Nelson Mandela Day – Remembering his devotion to education and equality
For many of his 27 years of imprisonment, Nelson Mandela studied law as a University of London student through distance and flexible learning.
He passed the London Intermediate exams in 1963, but the conditions imposed by the South African authorities prevented him from completing his degree. The former President of South Africa and Nobel Peace Prize winner has received more than 100 awards, including many honorary degrees. On 102nd anniversary of his birth (18 July), we remember Nelson Mandela’s global peacemaking legacy.
Rolihlahla Mandela, later to be given the name Nelson during his primary school years, was born on 18 July 1918 in the Eastern Cape province of South Africa, in the village of Mvezo. Nonqaphi Nosekeni, his mother, and Nkosi Mphakanyiswa Gadla Mandela, his father, were deeply engrained in village life. The young boy grew up listening to tales told by his elders and, after hearing stories of his ancestors’ courage in the wars of resistance, he too dreamed of joining the freedom struggle.

_Goal 1_
Do these statements agree with the Nelson Mandela Day article? (a) Mandela passed the London Intermediate exams in 1963. (b) Mandela completed his University of London law degree while in prison. (c) Mandela was born in the village of Mvezo. For each, answer yes or no and quote the words from the article that decide it.
_Goal 2_
Carry on the Nelson Mandela Day article, starting after its last sentence.

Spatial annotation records
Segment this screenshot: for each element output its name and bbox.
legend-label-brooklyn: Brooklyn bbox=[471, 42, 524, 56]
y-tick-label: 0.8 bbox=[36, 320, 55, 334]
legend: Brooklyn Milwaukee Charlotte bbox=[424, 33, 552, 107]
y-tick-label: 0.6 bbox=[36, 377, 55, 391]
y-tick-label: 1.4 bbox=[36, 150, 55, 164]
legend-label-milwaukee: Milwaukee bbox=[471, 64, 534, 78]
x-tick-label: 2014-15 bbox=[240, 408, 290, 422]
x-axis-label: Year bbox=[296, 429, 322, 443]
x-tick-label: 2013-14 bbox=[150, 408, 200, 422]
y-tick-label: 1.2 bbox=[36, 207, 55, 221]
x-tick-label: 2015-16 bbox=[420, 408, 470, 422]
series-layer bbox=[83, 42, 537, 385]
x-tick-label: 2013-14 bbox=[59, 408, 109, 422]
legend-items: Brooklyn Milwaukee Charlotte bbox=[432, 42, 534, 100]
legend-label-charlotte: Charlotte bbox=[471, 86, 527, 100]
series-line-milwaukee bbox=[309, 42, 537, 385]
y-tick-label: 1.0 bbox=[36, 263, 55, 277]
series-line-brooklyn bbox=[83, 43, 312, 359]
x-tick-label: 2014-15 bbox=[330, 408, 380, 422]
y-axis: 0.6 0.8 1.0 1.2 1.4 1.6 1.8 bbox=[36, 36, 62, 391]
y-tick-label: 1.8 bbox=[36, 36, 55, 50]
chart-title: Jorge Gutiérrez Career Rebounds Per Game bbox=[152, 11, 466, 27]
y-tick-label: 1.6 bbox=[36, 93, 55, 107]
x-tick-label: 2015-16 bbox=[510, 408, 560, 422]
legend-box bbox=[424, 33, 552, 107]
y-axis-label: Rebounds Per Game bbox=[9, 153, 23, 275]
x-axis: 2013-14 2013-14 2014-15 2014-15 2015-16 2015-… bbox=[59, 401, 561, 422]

_Task response 1_
(a) Yes: "He passed the London Intermediate exams in 1963"
(b) No: "the conditions imposed by the South African authorities prevented him from completing his degree"
(c) Yes: "in the Eastern Cape province of South Africa, in the village of Mvezo"

_Task response 2_
When Nelson came of age, he enrolled at the University College of Fort Hare on studies for a Bachelor of Arts degree, but was expelled for participating in a student protest before he could complete his degree. Nelson relocated to Johannesburg, and completed his BA through the University of South Africa, after which he went back to Fort Hare for his graduation in 1943.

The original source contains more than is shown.